----- Data rows

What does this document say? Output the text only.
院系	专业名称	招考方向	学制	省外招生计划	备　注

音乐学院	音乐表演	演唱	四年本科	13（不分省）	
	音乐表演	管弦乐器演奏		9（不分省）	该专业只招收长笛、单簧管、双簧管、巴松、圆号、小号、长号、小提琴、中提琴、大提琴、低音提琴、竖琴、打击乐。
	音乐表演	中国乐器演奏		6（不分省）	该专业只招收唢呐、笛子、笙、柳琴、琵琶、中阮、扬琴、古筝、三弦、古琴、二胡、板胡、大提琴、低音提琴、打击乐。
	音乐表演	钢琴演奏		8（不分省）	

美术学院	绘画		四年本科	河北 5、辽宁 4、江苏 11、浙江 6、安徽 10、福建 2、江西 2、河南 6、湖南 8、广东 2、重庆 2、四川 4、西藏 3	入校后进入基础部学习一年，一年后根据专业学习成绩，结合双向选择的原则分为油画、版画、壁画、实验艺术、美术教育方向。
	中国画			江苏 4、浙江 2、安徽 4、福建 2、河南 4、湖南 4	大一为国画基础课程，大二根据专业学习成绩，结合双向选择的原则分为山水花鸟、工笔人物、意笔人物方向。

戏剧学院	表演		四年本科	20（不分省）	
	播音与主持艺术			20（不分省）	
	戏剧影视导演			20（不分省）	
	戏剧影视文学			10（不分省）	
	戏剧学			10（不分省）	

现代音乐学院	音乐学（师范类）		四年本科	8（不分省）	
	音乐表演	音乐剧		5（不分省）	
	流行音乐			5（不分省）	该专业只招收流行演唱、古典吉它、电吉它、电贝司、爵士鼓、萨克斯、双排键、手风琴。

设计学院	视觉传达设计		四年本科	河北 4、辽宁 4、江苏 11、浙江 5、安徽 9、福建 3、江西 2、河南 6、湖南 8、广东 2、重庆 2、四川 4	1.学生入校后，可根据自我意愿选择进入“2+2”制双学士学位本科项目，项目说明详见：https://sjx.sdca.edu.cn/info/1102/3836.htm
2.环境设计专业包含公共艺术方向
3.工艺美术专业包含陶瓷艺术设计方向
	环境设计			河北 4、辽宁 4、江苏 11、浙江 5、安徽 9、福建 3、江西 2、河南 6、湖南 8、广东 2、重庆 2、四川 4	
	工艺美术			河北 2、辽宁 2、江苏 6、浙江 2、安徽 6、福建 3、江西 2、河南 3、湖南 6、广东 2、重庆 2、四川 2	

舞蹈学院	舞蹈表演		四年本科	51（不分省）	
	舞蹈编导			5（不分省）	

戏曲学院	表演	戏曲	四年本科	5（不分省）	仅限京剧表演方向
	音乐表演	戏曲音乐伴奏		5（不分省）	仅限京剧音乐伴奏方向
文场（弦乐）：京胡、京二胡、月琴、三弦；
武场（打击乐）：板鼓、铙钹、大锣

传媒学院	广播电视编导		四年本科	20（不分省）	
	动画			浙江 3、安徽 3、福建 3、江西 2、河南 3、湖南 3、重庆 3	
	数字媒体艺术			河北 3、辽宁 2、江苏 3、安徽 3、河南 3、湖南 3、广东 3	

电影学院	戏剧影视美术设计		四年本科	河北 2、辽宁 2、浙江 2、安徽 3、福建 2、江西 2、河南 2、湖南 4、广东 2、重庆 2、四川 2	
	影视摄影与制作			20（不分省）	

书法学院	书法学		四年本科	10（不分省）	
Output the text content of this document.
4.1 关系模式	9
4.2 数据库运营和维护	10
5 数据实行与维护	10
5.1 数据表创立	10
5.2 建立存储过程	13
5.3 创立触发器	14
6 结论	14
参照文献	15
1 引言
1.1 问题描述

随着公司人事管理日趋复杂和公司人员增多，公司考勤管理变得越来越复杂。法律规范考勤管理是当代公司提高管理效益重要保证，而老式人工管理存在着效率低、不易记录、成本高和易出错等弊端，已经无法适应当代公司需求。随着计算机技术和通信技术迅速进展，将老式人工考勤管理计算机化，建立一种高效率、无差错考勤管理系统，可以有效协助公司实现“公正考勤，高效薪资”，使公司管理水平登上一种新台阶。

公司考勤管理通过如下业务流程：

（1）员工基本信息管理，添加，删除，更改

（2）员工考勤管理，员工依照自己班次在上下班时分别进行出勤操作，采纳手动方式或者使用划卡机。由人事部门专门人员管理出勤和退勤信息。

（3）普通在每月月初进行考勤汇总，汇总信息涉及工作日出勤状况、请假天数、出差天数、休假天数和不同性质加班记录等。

----------

## Exercise description
Extract all lines that hold the word "音乐表演".

## Full output
音乐学院	音乐表演	演唱	四年本科	13（不分省）	
	音乐表演	管弦乐器演奏		9（不分省）	该专业只招收长笛、单簧管、双簧管、巴松、圆号、小号、长号、小提琴、中提琴、大提琴、低音提琴、竖琴、打击乐。
	音乐表演	中国乐器演奏		6（不分省）	该专业只招收唢呐、笛子、笙、柳琴、琵琶、中阮、扬琴、古筝、三弦、古琴、二胡、板胡、大提琴、低音提琴、打击乐。
	音乐表演	钢琴演奏		8（不分省）	
	音乐表演	音乐剧		5（不分省）	
	音乐表演	戏曲音乐伴奏		5（不分省）	仅限京剧音乐伴奏方向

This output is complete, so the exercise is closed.